Requirements
Find all lines in the records that include the word "groups", and copy them out.
::: Raw records
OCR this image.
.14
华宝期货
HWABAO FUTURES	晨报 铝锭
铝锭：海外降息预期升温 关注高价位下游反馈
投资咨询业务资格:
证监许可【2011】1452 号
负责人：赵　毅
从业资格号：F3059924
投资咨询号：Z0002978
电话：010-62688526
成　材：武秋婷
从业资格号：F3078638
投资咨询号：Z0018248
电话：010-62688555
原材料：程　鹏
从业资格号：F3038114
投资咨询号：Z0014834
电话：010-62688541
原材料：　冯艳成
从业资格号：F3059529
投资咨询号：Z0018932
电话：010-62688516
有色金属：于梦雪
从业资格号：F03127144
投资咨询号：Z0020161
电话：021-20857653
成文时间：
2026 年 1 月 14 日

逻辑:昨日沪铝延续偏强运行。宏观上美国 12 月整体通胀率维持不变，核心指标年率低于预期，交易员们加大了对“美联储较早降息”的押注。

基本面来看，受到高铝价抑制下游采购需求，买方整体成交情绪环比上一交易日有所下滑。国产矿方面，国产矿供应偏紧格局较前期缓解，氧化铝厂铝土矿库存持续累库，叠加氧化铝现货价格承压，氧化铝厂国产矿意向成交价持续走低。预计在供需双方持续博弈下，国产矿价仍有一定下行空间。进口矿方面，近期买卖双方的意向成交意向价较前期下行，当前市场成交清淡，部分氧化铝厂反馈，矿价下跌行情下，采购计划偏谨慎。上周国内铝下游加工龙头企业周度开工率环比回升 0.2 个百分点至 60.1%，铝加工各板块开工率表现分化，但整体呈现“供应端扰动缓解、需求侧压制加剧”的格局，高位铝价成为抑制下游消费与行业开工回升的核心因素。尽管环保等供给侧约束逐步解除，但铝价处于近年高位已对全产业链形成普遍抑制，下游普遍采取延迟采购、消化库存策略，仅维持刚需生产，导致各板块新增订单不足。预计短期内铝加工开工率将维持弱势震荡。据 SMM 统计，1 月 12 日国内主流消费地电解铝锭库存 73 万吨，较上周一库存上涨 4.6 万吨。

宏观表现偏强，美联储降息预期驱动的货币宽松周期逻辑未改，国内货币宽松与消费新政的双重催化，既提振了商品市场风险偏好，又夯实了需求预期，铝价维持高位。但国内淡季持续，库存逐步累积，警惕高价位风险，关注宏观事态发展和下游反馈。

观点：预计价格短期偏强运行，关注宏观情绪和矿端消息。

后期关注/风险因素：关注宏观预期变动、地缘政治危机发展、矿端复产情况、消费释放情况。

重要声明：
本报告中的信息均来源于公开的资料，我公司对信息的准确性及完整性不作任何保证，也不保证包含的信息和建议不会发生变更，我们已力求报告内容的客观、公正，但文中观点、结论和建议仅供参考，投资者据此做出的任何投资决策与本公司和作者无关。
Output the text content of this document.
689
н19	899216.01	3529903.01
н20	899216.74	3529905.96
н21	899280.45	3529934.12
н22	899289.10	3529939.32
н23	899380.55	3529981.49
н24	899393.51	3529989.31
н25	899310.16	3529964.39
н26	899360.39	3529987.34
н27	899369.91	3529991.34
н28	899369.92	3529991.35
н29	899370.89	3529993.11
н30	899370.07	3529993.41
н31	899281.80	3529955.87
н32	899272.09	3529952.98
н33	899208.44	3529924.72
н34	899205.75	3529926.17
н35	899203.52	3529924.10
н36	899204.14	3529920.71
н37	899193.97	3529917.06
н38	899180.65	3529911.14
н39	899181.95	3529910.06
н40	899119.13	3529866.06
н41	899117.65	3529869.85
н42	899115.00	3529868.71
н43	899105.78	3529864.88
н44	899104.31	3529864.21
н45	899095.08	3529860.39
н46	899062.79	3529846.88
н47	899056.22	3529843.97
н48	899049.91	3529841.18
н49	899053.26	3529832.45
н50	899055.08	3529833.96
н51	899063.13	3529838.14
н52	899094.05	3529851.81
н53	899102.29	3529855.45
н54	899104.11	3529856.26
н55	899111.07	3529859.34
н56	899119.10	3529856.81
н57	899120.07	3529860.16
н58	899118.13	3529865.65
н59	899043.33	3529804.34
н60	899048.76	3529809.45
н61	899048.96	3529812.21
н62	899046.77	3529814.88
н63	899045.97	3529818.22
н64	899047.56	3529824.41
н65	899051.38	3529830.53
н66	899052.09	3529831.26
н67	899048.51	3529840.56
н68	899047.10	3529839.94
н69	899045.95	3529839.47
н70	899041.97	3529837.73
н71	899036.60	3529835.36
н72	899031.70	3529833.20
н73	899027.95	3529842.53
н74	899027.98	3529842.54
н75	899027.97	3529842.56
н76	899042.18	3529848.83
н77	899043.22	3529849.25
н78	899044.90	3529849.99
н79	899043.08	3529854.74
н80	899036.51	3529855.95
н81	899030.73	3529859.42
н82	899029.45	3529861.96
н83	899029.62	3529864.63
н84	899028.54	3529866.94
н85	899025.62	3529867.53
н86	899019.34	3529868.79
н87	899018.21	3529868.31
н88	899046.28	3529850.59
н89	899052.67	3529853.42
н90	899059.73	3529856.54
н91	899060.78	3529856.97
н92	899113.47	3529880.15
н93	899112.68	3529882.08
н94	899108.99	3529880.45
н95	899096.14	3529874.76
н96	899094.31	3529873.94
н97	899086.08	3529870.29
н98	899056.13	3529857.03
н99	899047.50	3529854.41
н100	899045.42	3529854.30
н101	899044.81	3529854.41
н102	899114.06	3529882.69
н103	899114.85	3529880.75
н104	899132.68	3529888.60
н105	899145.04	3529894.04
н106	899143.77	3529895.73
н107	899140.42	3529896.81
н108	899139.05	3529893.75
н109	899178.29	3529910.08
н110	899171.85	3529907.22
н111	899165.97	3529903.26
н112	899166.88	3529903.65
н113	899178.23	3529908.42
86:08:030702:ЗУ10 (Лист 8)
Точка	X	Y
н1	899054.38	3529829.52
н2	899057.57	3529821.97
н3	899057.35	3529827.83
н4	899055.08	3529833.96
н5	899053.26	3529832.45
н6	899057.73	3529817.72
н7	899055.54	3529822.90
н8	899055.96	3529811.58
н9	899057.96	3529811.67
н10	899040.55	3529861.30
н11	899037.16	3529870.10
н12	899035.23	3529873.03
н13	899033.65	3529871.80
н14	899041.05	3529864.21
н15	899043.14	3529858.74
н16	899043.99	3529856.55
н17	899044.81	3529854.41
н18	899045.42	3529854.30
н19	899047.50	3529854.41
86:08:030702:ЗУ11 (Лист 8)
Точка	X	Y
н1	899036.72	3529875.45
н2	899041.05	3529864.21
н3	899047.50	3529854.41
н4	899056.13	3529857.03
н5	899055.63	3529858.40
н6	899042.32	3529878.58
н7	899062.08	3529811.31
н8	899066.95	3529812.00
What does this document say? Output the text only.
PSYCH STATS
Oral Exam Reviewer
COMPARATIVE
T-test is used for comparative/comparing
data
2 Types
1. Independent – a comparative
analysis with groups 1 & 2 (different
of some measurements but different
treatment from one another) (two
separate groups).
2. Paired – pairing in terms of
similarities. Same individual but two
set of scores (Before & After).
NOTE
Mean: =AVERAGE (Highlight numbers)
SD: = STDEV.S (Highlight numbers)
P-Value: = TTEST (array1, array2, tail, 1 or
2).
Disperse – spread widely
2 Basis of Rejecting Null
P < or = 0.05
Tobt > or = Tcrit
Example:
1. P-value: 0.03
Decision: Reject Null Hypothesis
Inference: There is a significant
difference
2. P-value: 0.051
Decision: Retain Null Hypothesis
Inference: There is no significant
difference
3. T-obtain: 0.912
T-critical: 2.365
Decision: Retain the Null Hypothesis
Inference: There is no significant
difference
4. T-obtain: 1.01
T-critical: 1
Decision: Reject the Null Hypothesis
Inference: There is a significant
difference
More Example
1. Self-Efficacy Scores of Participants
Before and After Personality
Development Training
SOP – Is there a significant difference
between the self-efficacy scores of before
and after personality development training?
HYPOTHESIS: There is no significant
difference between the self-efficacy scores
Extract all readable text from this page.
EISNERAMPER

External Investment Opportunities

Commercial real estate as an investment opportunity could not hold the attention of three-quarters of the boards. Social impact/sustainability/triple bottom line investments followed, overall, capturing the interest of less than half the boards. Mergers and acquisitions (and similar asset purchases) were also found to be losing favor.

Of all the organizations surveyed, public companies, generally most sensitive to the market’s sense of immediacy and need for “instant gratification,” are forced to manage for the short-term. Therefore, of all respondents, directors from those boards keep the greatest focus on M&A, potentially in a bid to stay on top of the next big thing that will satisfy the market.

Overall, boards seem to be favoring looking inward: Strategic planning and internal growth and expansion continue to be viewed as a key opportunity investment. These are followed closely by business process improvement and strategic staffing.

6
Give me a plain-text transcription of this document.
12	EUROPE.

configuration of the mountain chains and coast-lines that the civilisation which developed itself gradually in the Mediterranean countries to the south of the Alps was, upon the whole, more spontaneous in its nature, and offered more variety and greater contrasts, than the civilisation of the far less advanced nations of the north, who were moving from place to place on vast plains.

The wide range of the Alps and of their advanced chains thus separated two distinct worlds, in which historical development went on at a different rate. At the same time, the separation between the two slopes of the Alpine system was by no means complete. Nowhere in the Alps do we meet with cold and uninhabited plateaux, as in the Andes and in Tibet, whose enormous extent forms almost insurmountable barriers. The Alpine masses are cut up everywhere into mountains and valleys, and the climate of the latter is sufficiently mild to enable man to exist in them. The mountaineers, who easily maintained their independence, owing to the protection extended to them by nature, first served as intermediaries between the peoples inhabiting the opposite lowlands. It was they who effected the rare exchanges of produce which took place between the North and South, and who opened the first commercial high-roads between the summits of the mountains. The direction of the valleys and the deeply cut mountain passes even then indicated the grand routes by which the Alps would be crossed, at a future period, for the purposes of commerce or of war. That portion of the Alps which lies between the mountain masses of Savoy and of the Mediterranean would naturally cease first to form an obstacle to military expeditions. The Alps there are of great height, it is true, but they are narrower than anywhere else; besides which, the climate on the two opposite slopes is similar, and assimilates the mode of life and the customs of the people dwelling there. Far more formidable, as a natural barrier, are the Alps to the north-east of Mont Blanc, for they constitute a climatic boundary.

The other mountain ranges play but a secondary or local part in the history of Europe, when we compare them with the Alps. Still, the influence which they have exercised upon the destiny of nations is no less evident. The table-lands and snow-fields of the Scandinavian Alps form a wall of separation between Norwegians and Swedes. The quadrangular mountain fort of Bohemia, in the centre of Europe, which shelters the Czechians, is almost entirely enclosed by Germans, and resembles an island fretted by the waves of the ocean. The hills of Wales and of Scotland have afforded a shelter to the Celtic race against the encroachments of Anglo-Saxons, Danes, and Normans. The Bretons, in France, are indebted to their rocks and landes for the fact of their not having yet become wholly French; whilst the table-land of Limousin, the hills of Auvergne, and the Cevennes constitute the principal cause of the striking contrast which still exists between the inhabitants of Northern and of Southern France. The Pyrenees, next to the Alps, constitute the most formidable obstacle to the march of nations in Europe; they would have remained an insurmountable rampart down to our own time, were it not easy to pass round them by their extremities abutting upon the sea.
::::::
Correct answer
analysis with groups 1 & 2 (different
separate groups).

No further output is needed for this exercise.